[Dataset items]
----

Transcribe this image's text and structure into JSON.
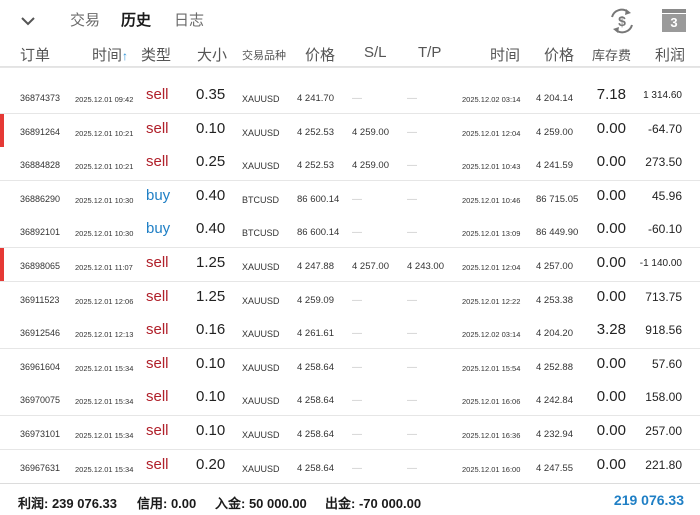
{
  "topbar": {
    "tabs": [
      "交易",
      "历史",
      "日志"
    ],
    "active_tab": "历史",
    "calendar_badge": "3"
  },
  "columns": {
    "order": "订单",
    "open_time": "时间",
    "type": "类型",
    "volume": "大小",
    "symbol": "交易品种",
    "open_price": "价格",
    "sl": "S/L",
    "tp": "T/P",
    "close_time": "时间",
    "close_price": "价格",
    "swap": "库存费",
    "profit": "利润"
  },
  "rows": [
    {
      "order": "36874373",
      "open_time": "2025.12.01 09:42",
      "type": "sell",
      "volume": "0.35",
      "symbol": "XAUUSD",
      "open_price": "4 241.70",
      "sl": "—",
      "tp": "—",
      "close_time": "2025.12.02 03:14",
      "close_price": "4 204.14",
      "swap": "7.18",
      "profit": "1 314.60",
      "marker": false,
      "small_profit": true
    },
    {
      "order": "36891264",
      "open_time": "2025.12.01 10:21",
      "type": "sell",
      "volume": "0.10",
      "symbol": "XAUUSD",
      "open_price": "4 252.53",
      "sl": "4 259.00",
      "tp": "—",
      "close_time": "2025.12.01 12:04",
      "close_price": "4 259.00",
      "swap": "0.00",
      "profit": "-64.70",
      "marker": true
    },
    {
      "order": "36884828",
      "open_time": "2025.12.01 10:21",
      "type": "sell",
      "volume": "0.25",
      "symbol": "XAUUSD",
      "open_price": "4 252.53",
      "sl": "4 259.00",
      "tp": "—",
      "close_time": "2025.12.01 10:43",
      "close_price": "4 241.59",
      "swap": "0.00",
      "profit": "273.50",
      "marker": false
    },
    {
      "order": "36886290",
      "open_time": "2025.12.01 10:30",
      "type": "buy",
      "volume": "0.40",
      "symbol": "BTCUSD",
      "open_price": "86 600.14",
      "sl": "—",
      "tp": "—",
      "close_time": "2025.12.01 10:46",
      "close_price": "86 715.05",
      "swap": "0.00",
      "profit": "45.96",
      "marker": false
    },
    {
      "order": "36892101",
      "open_time": "2025.12.01 10:30",
      "type": "buy",
      "volume": "0.40",
      "symbol": "BTCUSD",
      "open_price": "86 600.14",
      "sl": "—",
      "tp": "—",
      "close_time": "2025.12.01 13:09",
      "close_price": "86 449.90",
      "swap": "0.00",
      "profit": "-60.10",
      "marker": false
    },
    {
      "order": "36898065",
      "open_time": "2025.12.01 11:07",
      "type": "sell",
      "volume": "1.25",
      "symbol": "XAUUSD",
      "open_price": "4 247.88",
      "sl": "4 257.00",
      "tp": "4 243.00",
      "close_time": "2025.12.01 12:04",
      "close_price": "4 257.00",
      "swap": "0.00",
      "profit": "-1 140.00",
      "marker": true,
      "small_profit": true
    },
    {
      "order": "36911523",
      "open_time": "2025.12.01 12:06",
      "type": "sell",
      "volume": "1.25",
      "symbol": "XAUUSD",
      "open_price": "4 259.09",
      "sl": "—",
      "tp": "—",
      "close_time": "2025.12.01 12:22",
      "close_price": "4 253.38",
      "swap": "0.00",
      "profit": "713.75",
      "marker": false
    },
    {
      "order": "36912546",
      "open_time": "2025.12.01 12:13",
      "type": "sell",
      "volume": "0.16",
      "symbol": "XAUUSD",
      "open_price": "4 261.61",
      "sl": "—",
      "tp": "—",
      "close_time": "2025.12.02 03:14",
      "close_price": "4 204.20",
      "swap": "3.28",
      "profit": "918.56",
      "marker": false
    },
    {
      "order": "36961604",
      "open_time": "2025.12.01 15:34",
      "type": "sell",
      "volume": "0.10",
      "symbol": "XAUUSD",
      "open_price": "4 258.64",
      "sl": "—",
      "tp": "—",
      "close_time": "2025.12.01 15:54",
      "close_price": "4 252.88",
      "swap": "0.00",
      "profit": "57.60",
      "marker": false
    },
    {
      "order": "36970075",
      "open_time": "2025.12.01 15:34",
      "type": "sell",
      "volume": "0.10",
      "symbol": "XAUUSD",
      "open_price": "4 258.64",
      "sl": "—",
      "tp": "—",
      "close_time": "2025.12.01 16:06",
      "close_price": "4 242.84",
      "swap": "0.00",
      "profit": "158.00",
      "marker": false
    },
    {
      "order": "36973101",
      "open_time": "2025.12.01 15:34",
      "type": "sell",
      "volume": "0.10",
      "symbol": "XAUUSD",
      "open_price": "4 258.64",
      "sl": "—",
      "tp": "—",
      "close_time": "2025.12.01 16:36",
      "close_price": "4 232.94",
      "swap": "0.00",
      "profit": "257.00",
      "marker": false
    },
    {
      "order": "36967631",
      "open_time": "2025.12.01 15:34",
      "type": "sell",
      "volume": "0.20",
      "symbol": "XAUUSD",
      "open_price": "4 258.64",
      "sl": "—",
      "tp": "—",
      "close_time": "2025.12.01 16:00",
      "close_price": "4 247.55",
      "swap": "0.00",
      "profit": "221.80",
      "marker": false
    }
  ],
  "footer": {
    "profit": "利润: 239 076.33",
    "credit": "信用: 0.00",
    "deposit": "入金: 50 000.00",
    "withdrawal": "出金: -70 000.00",
    "balance": "219 076.33"
  },
  "colors": {
    "sell": "#b0202a",
    "buy": "#1f7fc5",
    "marker": "#e53935",
    "balance": "#1f7fc5"
  },
  "icons": {
    "collapse": "chevron-down-icon",
    "sort": "sort-asc-icon",
    "currency_refresh": "dollar-refresh-icon",
    "calendar": "calendar-icon"
  }
}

----

### [What is asked]
Restate the data above word for word. Skip every picture.

### [Result of this exercise]
Transcribe this image's text and structure into JSON.
{
  "topbar": {
    "tabs": [
      "交易",
      "历史",
      "日志"
    ],
    "active_tab": "历史",
    "calendar_badge": "3"
  },
  "columns": {
    "order": "订单",
    "open_time": "时间",
    "type": "类型",
    "volume": "大小",
    "symbol": "交易品种",
    "open_price": "价格",
    "sl": "S/L",
    "tp": "T/P",
    "close_time": "时间",
    "close_price": "价格",
    "swap": "库存费",
    "profit": "利润"
  },
  "rows": [
    {
      "order": "36874373",
      "open_time": "2025.12.01 09:42",
      "type": "sell",
      "volume": "0.35",
      "symbol": "XAUUSD",
      "open_price": "4 241.70",
      "sl": "—",
      "tp": "—",
      "close_time": "2025.12.02 03:14",
      "close_price": "4 204.14",
      "swap": "7.18",
      "profit": "1 314.60",
      "marker": false,
      "small_profit": true
    },
    {
      "order": "36891264",
      "open_time": "2025.12.01 10:21",
      "type": "sell",
      "volume": "0.10",
      "symbol": "XAUUSD",
      "open_price": "4 252.53",
      "sl": "4 259.00",
      "tp": "—",
      "close_time": "2025.12.01 12:04",
      "close_price": "4 259.00",
      "swap": "0.00",
      "profit": "-64.70",
      "marker": true
    },
    {
      "order": "36884828",
      "open_time": "2025.12.01 10:21",
      "type": "sell",
      "volume": "0.25",
      "symbol": "XAUUSD",
      "open_price": "4 252.53",
      "sl": "4 259.00",
      "tp": "—",
      "close_time": "2025.12.01 10:43",
      "close_price": "4 241.59",
      "swap": "0.00",
      "profit": "273.50",
      "marker": false
    },
    {
      "order": "36886290",
      "open_time": "2025.12.01 10:30",
      "type": "buy",
      "volume": "0.40",
      "symbol": "BTCUSD",
      "open_price": "86 600.14",
      "sl": "—",
      "tp": "—",
      "close_time": "2025.12.01 10:46",
      "close_price": "86 715.05",
      "swap": "0.00",
      "profit": "45.96",
      "marker": false
    },
    {
      "order": "36892101",
      "open_time": "2025.12.01 10:30",
      "type": "buy",
      "volume": "0.40",
      "symbol": "BTCUSD",
      "open_price": "86 600.14",
      "sl": "—",
      "tp": "—",
      "close_time": "2025.12.01 13:09",
      "close_price": "86 449.90",
      "swap": "0.00",
      "profit": "-60.10",
      "marker": false
    },
    {
      "order": "36898065",
      "open_time": "2025.12.01 11:07",
      "type": "sell",
      "volume": "1.25",
      "symbol": "XAUUSD",
      "open_price": "4 247.88",
      "sl": "4 257.00",
      "tp": "4 243.00",
      "close_time": "2025.12.01 12:04",
      "close_price": "4 257.00",
      "swap": "0.00",
      "profit": "-1 140.00",
      "marker": true,
      "small_profit": true
    },
    {
      "order": "36911523",
      "open_time": "2025.12.01 12:06",
      "type": "sell",
      "volume": "1.25",
      "symbol": "XAUUSD",
      "open_price": "4 259.09",
      "sl": "—",
      "tp": "—",
      "close_time": "2025.12.01 12:22",
      "close_price": "4 253.38",
      "swap": "0.00",
      "profit": "713.75",
      "marker": false
    },
    {
      "order": "36912546",
      "open_time": "2025.12.01 12:13",
      "type": "sell",
      "volume": "0.16",
      "symbol": "XAUUSD",
      "open_price": "4 261.61",
      "sl": "—",
      "tp": "—",
      "close_time": "2025.12.02 03:14",
      "close_price": "4 204.20",
      "swap": "3.28",
      "profit": "918.56",
      "marker": false
    },
    {
      "order": "36961604",
      "open_time": "2025.12.01 15:34",
      "type": "sell",
      "volume": "0.10",
      "symbol": "XAUUSD",
      "open_price": "4 258.64",
      "sl": "—",
      "tp": "—",
      "close_time": "2025.12.01 15:54",
      "close_price": "4 252.88",
      "swap": "0.00",
      "profit": "57.60",
      "marker": false
    },
    {
      "order": "36970075",
      "open_time": "2025.12.01 15:34",
      "type": "sell",
      "volume": "0.10",
      "symbol": "XAUUSD",
      "open_price": "4 258.64",
      "sl": "—",
      "tp": "—",
      "close_time": "2025.12.01 16:06",
      "close_price": "4 242.84",
      "swap": "0.00",
      "profit": "158.00",
      "marker": false
    },
    {
      "order": "36973101",
      "open_time": "2025.12.01 15:34",
      "type": "sell",
      "volume": "0.10",
      "symbol": "XAUUSD",
      "open_price": "4 258.64",
      "sl": "—",
      "tp": "—",
      "close_time": "2025.12.01 16:36",
      "close_price": "4 232.94",
      "swap": "0.00",
      "profit": "257.00",
      "marker": false
    },
    {
      "order": "36967631",
      "open_time": "2025.12.01 15:34",
      "type": "sell",
      "volume": "0.20",
      "symbol": "XAUUSD",
      "open_price": "4 258.64",
      "sl": "—",
      "tp": "—",
      "close_time": "2025.12.01 16:00",
      "close_price": "4 247.55",
      "swap": "0.00",
      "profit": "221.80",
      "marker": false
    }
  ],
  "footer": {
    "profit": "利润: 239 076.33",
    "credit": "信用: 0.00",
    "deposit": "入金: 50 000.00",
    "withdrawal": "出金: -70 000.00",
    "balance": "219 076.33"
  },
  "colors": {
    "sell": "#b0202a",
    "buy": "#1f7fc5",
    "marker": "#e53935",
    "balance": "#1f7fc5"
  },
  "icons": {
    "collapse": "chevron-down-icon",
    "sort": "sort-asc-icon",
    "currency_refresh": "dollar-refresh-icon",
    "calendar": "calendar-icon"
  }
}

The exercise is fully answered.